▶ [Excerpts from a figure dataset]
## start
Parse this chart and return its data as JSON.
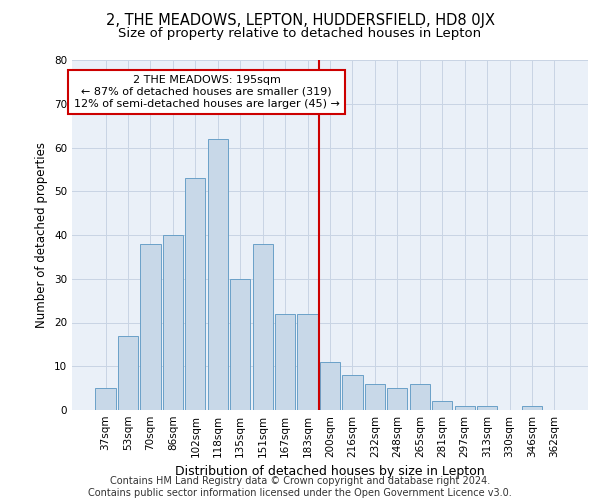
{
  "title": "2, THE MEADOWS, LEPTON, HUDDERSFIELD, HD8 0JX",
  "subtitle": "Size of property relative to detached houses in Lepton",
  "xlabel": "Distribution of detached houses by size in Lepton",
  "ylabel": "Number of detached properties",
  "bar_labels": [
    "37sqm",
    "53sqm",
    "70sqm",
    "86sqm",
    "102sqm",
    "118sqm",
    "135sqm",
    "151sqm",
    "167sqm",
    "183sqm",
    "200sqm",
    "216sqm",
    "232sqm",
    "248sqm",
    "265sqm",
    "281sqm",
    "297sqm",
    "313sqm",
    "330sqm",
    "346sqm",
    "362sqm"
  ],
  "bar_values": [
    5,
    17,
    38,
    40,
    53,
    62,
    30,
    38,
    22,
    22,
    11,
    8,
    6,
    5,
    6,
    2,
    1,
    1,
    0,
    1,
    0
  ],
  "bar_color": "#c8d8e8",
  "bar_edgecolor": "#6aa0c8",
  "vline_x": 9.5,
  "vline_color": "#cc0000",
  "annotation_line1": "2 THE MEADOWS: 195sqm",
  "annotation_line2": "← 87% of detached houses are smaller (319)",
  "annotation_line3": "12% of semi-detached houses are larger (45) →",
  "annotation_box_color": "#cc0000",
  "annotation_bg": "white",
  "ylim": [
    0,
    80
  ],
  "yticks": [
    0,
    10,
    20,
    30,
    40,
    50,
    60,
    70,
    80
  ],
  "grid_color": "#c8d4e4",
  "bg_color": "#eaf0f8",
  "footer": "Contains HM Land Registry data © Crown copyright and database right 2024.\nContains public sector information licensed under the Open Government Licence v3.0.",
  "title_fontsize": 10.5,
  "subtitle_fontsize": 9.5,
  "xlabel_fontsize": 9,
  "ylabel_fontsize": 8.5,
  "tick_fontsize": 7.5,
  "annotation_fontsize": 8,
  "footer_fontsize": 7
}
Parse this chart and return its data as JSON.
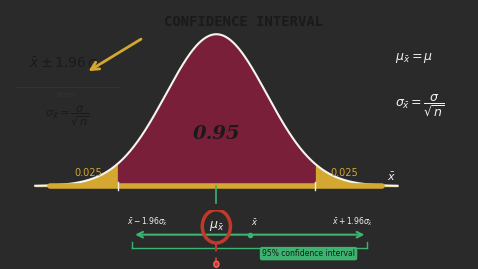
{
  "bg_color": "#2a2a2a",
  "title_text": "CONFIDENCE INTERVAL",
  "title_bg": "#d4a830",
  "title_fg": "#1a1a1a",
  "curve_fill_color": "#7a1f3a",
  "curve_edge_color": "#f5f5f0",
  "tail_fill_color": "#d4a830",
  "bar_color": "#d4a830",
  "ci_bar_color": "#3cb371",
  "mu_circle_color": "#c0392b",
  "text_color": "#f0f0f0",
  "yellow_text": "#d4a830",
  "label_095": "0.95",
  "label_0025": "0.025",
  "ci_label": "95% confidence interval"
}
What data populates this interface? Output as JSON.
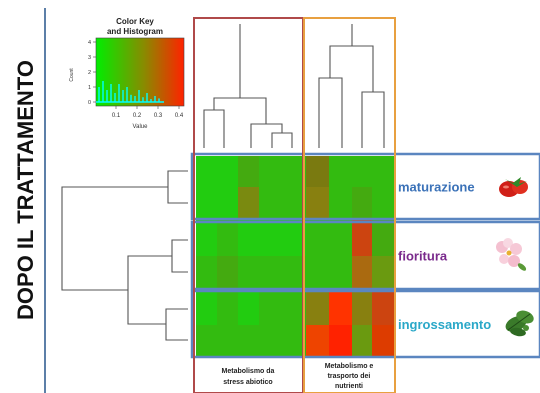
{
  "side_title": "DOPO IL TRATTAMENTO",
  "color_key": {
    "title_line1": "Color Key",
    "title_line2": "and Histogram",
    "y_axis_label": "Count",
    "x_axis_label": "Value",
    "x_ticks": [
      "0.1",
      "0.2",
      "0.3",
      "0.4"
    ],
    "y_ticks": [
      "0",
      "1",
      "2",
      "3",
      "4"
    ],
    "low_color": "#00ee00",
    "high_color": "#ff2200",
    "hist_color": "#00ffff"
  },
  "columns": {
    "group1_label": [
      "Metabolismo da",
      "stress abiotico"
    ],
    "group2_label": [
      "Metabolismo e",
      "trasporto dei",
      "nutrienti"
    ],
    "group1_border": "#b04a4a",
    "group2_border": "#e8a040"
  },
  "rows": [
    {
      "label": "maturazione",
      "color": "#3b72b8",
      "icon": "tomato-icon"
    },
    {
      "label": "fioritura",
      "color": "#7a2a8c",
      "icon": "flower-icon"
    },
    {
      "label": "ingrossamento",
      "color": "#2aa8c8",
      "icon": "leaf-icon"
    }
  ],
  "row_band_border": "#5b86c0",
  "heatmap": [
    [
      "#22cc10",
      "#22cc10",
      "#44aa10",
      "#33bb10",
      "#33bb10",
      "#7a7a10",
      "#33bb10",
      "#33bb10",
      "#33bb10"
    ],
    [
      "#22cc10",
      "#22cc10",
      "#7a8a10",
      "#33bb10",
      "#33bb10",
      "#888010",
      "#33bb10",
      "#44aa10",
      "#33bb10"
    ],
    [
      "#22cc10",
      "#33bb10",
      "#22cc10",
      "#22cc10",
      "#22cc10",
      "#33bb10",
      "#33bb10",
      "#cc4410",
      "#44aa10"
    ],
    [
      "#33bb10",
      "#44aa10",
      "#33bb10",
      "#33bb10",
      "#33bb10",
      "#33bb10",
      "#33bb10",
      "#aa6a10",
      "#6a9a10"
    ],
    [
      "#22cc10",
      "#33bb10",
      "#22cc10",
      "#33bb10",
      "#33bb10",
      "#888010",
      "#ff3300",
      "#888010",
      "#cc4410"
    ],
    [
      "#33bb10",
      "#33bb10",
      "#33bb10",
      "#33bb10",
      "#33bb10",
      "#ee4400",
      "#ff2200",
      "#6a9a10",
      "#dd3c00"
    ]
  ]
}
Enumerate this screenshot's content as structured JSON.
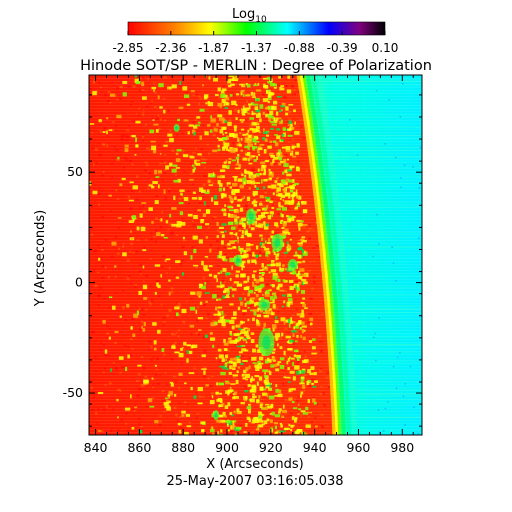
{
  "chart_data": {
    "type": "heatmap",
    "title": "Hinode SOT/SP - MERLIN : Degree of Polarization",
    "xlabel": "X (Arcseconds)",
    "ylabel": "Y (Arcseconds)",
    "timestamp": "25-May-2007 03:16:05.038",
    "xlim": [
      837,
      989
    ],
    "ylim": [
      -69,
      94
    ],
    "x_ticks": [
      840,
      860,
      880,
      900,
      920,
      940,
      960,
      980
    ],
    "y_ticks": [
      -50,
      0,
      50
    ],
    "colorbar": {
      "title_base": "Log",
      "title_sub": "10",
      "ticks": [
        "-2.85",
        "-2.36",
        "-1.87",
        "-1.37",
        "-0.88",
        "-0.39",
        "0.10"
      ],
      "range": [
        -2.85,
        0.1
      ],
      "colors": [
        "#ff0000",
        "#ff8000",
        "#ffff00",
        "#00ff00",
        "#00ffff",
        "#0000ff",
        "#800080",
        "#000000"
      ]
    },
    "limb_x": 947,
    "disk_value_log": -2.85,
    "offdisk_value_log": -0.95,
    "plage_value_log": -1.9,
    "strong_plage_value_log": -1.5
  }
}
## end
▶ [DIRECTIONS FOR THIS TASK] Copy the records above exactly, omitting every picture.

▶ [ANSWER FOR THIS EXERCISE]
Parse this chart and return its data as JSON.
{
  "title": "2, THE MEADOWS, LEPTON, HUDDERSFIELD, HD8 0JX",
  "subtitle": "Size of property relative to detached houses in Lepton",
  "xlabel": "Distribution of detached houses by size in Lepton",
  "ylabel": "Number of detached properties",
  "bar_labels": [
    "37sqm",
    "53sqm",
    "70sqm",
    "86sqm",
    "102sqm",
    "118sqm",
    "135sqm",
    "151sqm",
    "167sqm",
    "183sqm",
    "200sqm",
    "216sqm",
    "232sqm",
    "248sqm",
    "265sqm",
    "281sqm",
    "297sqm",
    "313sqm",
    "330sqm",
    "346sqm",
    "362sqm"
  ],
  "bar_values": [
    5,
    17,
    38,
    40,
    53,
    62,
    30,
    38,
    22,
    22,
    11,
    8,
    6,
    5,
    6,
    2,
    1,
    1,
    0,
    1,
    0
  ],
  "bar_color": "#c8d8e8",
  "bar_edgecolor": "#6aa0c8",
  "vline_x": 9.5,
  "vline_color": "#cc0000",
  "annotation_line1": "2 THE MEADOWS: 195sqm",
  "annotation_line2": "← 87% of detached houses are smaller (319)",
  "annotation_line3": "12% of semi-detached houses are larger (45) →",
  "annotation_box_color": "#cc0000",
  "annotation_bg": "white",
  "ylim": [
    0,
    80
  ],
  "yticks": [
    0,
    10,
    20,
    30,
    40,
    50,
    60,
    70,
    80
  ],
  "grid_color": "#c8d4e4",
  "bg_color": "#eaf0f8",
  "footer": "Contains HM Land Registry data © Crown copyright and database right 2024.\nContains public sector information licensed under the Open Government Licence v3.0.",
  "title_fontsize": 10.5,
  "subtitle_fontsize": 9.5,
  "xlabel_fontsize": 9,
  "ylabel_fontsize": 8.5,
  "tick_fontsize": 7.5,
  "annotation_fontsize": 8,
  "footer_fontsize": 7
}
Parse this chart and return its data as JSON.
{
  "bg_color": "#2a2a2a",
  "title_text": "CONFIDENCE INTERVAL",
  "title_bg": "#d4a830",
  "title_fg": "#1a1a1a",
  "curve_fill_color": "#7a1f3a",
  "curve_edge_color": "#f5f5f0",
  "tail_fill_color": "#d4a830",
  "bar_color": "#d4a830",
  "ci_bar_color": "#3cb371",
  "mu_circle_color": "#c0392b",
  "text_color": "#f0f0f0",
  "yellow_text": "#d4a830",
  "label_095": "0.95",
  "label_0025": "0.025",
  "ci_label": "95% confidence interval"
}
What data populates this interface? Output as JSON.
{
  "side_title": "DOPO IL TRATTAMENTO",
  "color_key": {
    "title_line1": "Color Key",
    "title_line2": "and Histogram",
    "y_axis_label": "Count",
    "x_axis_label": "Value",
    "x_ticks": [
      "0.1",
      "0.2",
      "0.3",
      "0.4"
    ],
    "y_ticks": [
      "0",
      "1",
      "2",
      "3",
      "4"
    ],
    "low_color": "#00ee00",
    "high_color": "#ff2200",
    "hist_color": "#00ffff"
  },
  "columns": {
    "group1_label": [
      "Metabolismo da",
      "stress abiotico"
    ],
    "group2_label": [
      "Metabolismo e",
      "trasporto dei",
      "nutrienti"
    ],
    "group1_border": "#b04a4a",
    "group2_border": "#e8a040"
  },
  "rows": [
    {
      "label": "maturazione",
      "color": "#3b72b8",
      "icon": "tomato-icon"
    },
    {
      "label": "fioritura",
      "color": "#7a2a8c",
      "icon": "flower-icon"
    },
    {
      "label": "ingrossamento",
      "color": "#2aa8c8",
      "icon": "leaf-icon"
    }
  ],
  "row_band_border": "#5b86c0",
  "heatmap": [
    [
      "#22cc10",
      "#22cc10",
      "#44aa10",
      "#33bb10",
      "#33bb10",
      "#7a7a10",
      "#33bb10",
      "#33bb10",
      "#33bb10"
    ],
    [
      "#22cc10",
      "#22cc10",
      "#7a8a10",
      "#33bb10",
      "#33bb10",
      "#888010",
      "#33bb10",
      "#44aa10",
      "#33bb10"
    ],
    [
      "#22cc10",
      "#33bb10",
      "#22cc10",
      "#22cc10",
      "#22cc10",
      "#33bb10",
      "#33bb10",
      "#cc4410",
      "#44aa10"
    ],
    [
      "#33bb10",
      "#44aa10",
      "#33bb10",
      "#33bb10",
      "#33bb10",
      "#33bb10",
      "#33bb10",
      "#aa6a10",
      "#6a9a10"
    ],
    [
      "#22cc10",
      "#33bb10",
      "#22cc10",
      "#33bb10",
      "#33bb10",
      "#888010",
      "#ff3300",
      "#888010",
      "#cc4410"
    ],
    [
      "#33bb10",
      "#33bb10",
      "#33bb10",
      "#33bb10",
      "#33bb10",
      "#ee4400",
      "#ff2200",
      "#6a9a10",
      "#dd3c00"
    ]
  ]
}
Enumerate this screenshot's content as structured JSON.
{
  "chart_data": {
    "type": "heatmap",
    "title": "Hinode SOT/SP - MERLIN : Degree of Polarization",
    "xlabel": "X (Arcseconds)",
    "ylabel": "Y (Arcseconds)",
    "timestamp": "25-May-2007 03:16:05.038",
    "xlim": [
      837,
      989
    ],
    "ylim": [
      -69,
      94
    ],
    "x_ticks": [
      840,
      860,
      880,
      900,
      920,
      940,
      960,
      980
    ],
    "y_ticks": [
      -50,
      0,
      50
    ],
    "colorbar": {
      "title_base": "Log",
      "title_sub": "10",
      "ticks": [
        "-2.85",
        "-2.36",
        "-1.87",
        "-1.37",
        "-0.88",
        "-0.39",
        "0.10"
      ],
      "range": [
        -2.85,
        0.1
      ],
      "colors": [
        "#ff0000",
        "#ff8000",
        "#ffff00",
        "#00ff00",
        "#00ffff",
        "#0000ff",
        "#800080",
        "#000000"
      ]
    },
    "limb_x": 947,
    "disk_value_log": -2.85,
    "offdisk_value_log": -0.95,
    "plage_value_log": -1.9,
    "strong_plage_value_log": -1.5
  }
}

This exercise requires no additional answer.